[Records that describe figures]

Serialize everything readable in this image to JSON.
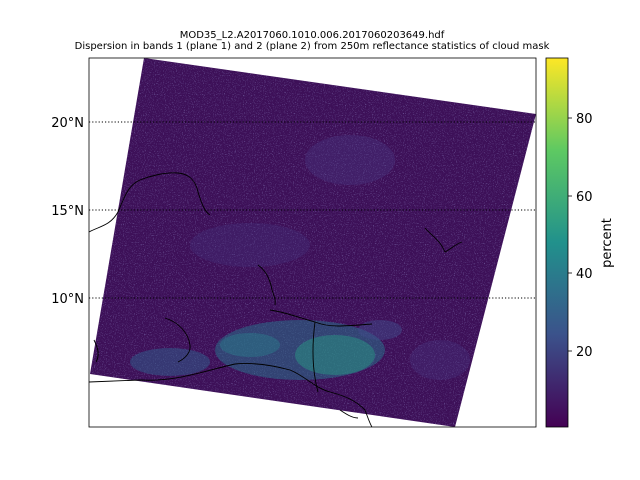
{
  "figure": {
    "title_line1": "MOD35_L2.A2017060.1010.006.2017060203649.hdf",
    "title_line2": "Dispersion in bands 1 (plane 1) and 2 (plane 2) from 250m reflectance  statistics of cloud mask"
  },
  "map": {
    "latitude_labels": [
      "20°N",
      "15°N",
      "10°N"
    ],
    "gridline_style": "dotted",
    "background_color": "#3b0d56"
  },
  "colorbar": {
    "label": "percent",
    "ticks": [
      "20",
      "40",
      "60",
      "80"
    ],
    "colormap": "viridis",
    "colors": [
      "#440154",
      "#3b528b",
      "#21918c",
      "#5ec962",
      "#fde725"
    ]
  }
}
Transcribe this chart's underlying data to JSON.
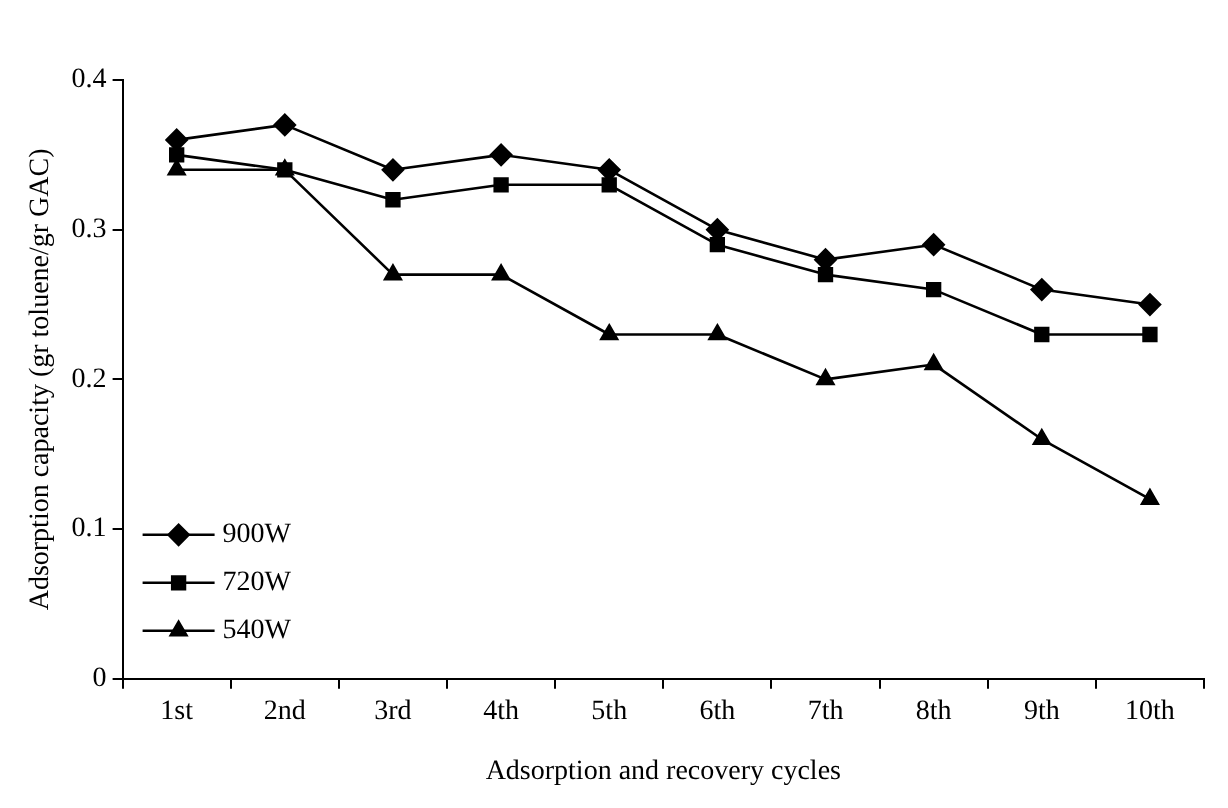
{
  "chart_data": {
    "type": "line",
    "xlabel": "Adsorption and recovery cycles",
    "ylabel": "Adsorption capacity (gr toluene/gr GAC)",
    "categories": [
      "1st",
      "2nd",
      "3rd",
      "4th",
      "5th",
      "6th",
      "7th",
      "8th",
      "9th",
      "10th"
    ],
    "series": [
      {
        "name": "900W",
        "color": "#000000",
        "marker": "diamond",
        "values": [
          0.36,
          0.37,
          0.34,
          0.35,
          0.34,
          0.3,
          0.28,
          0.29,
          0.26,
          0.25
        ]
      },
      {
        "name": "720W",
        "color": "#000000",
        "marker": "square",
        "values": [
          0.35,
          0.34,
          0.32,
          0.33,
          0.33,
          0.29,
          0.27,
          0.26,
          0.23,
          0.23
        ]
      },
      {
        "name": "540W",
        "color": "#000000",
        "marker": "triangle",
        "values": [
          0.34,
          0.34,
          0.27,
          0.27,
          0.23,
          0.23,
          0.2,
          0.21,
          0.16,
          0.12
        ]
      }
    ],
    "ylim": [
      0,
      0.4
    ],
    "yticks": [
      0,
      0.1,
      0.2,
      0.3,
      0.4
    ],
    "grid": false,
    "legend": "bottom left",
    "line_style": "solid"
  }
}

> Goal:
Check each line of the entries above for the word "Adsorption". List the ones that have it.

> Task output:
    "xlabel": "Adsorption and recovery cycles",
    "ylabel": "Adsorption capacity (gr toluene/gr GAC)",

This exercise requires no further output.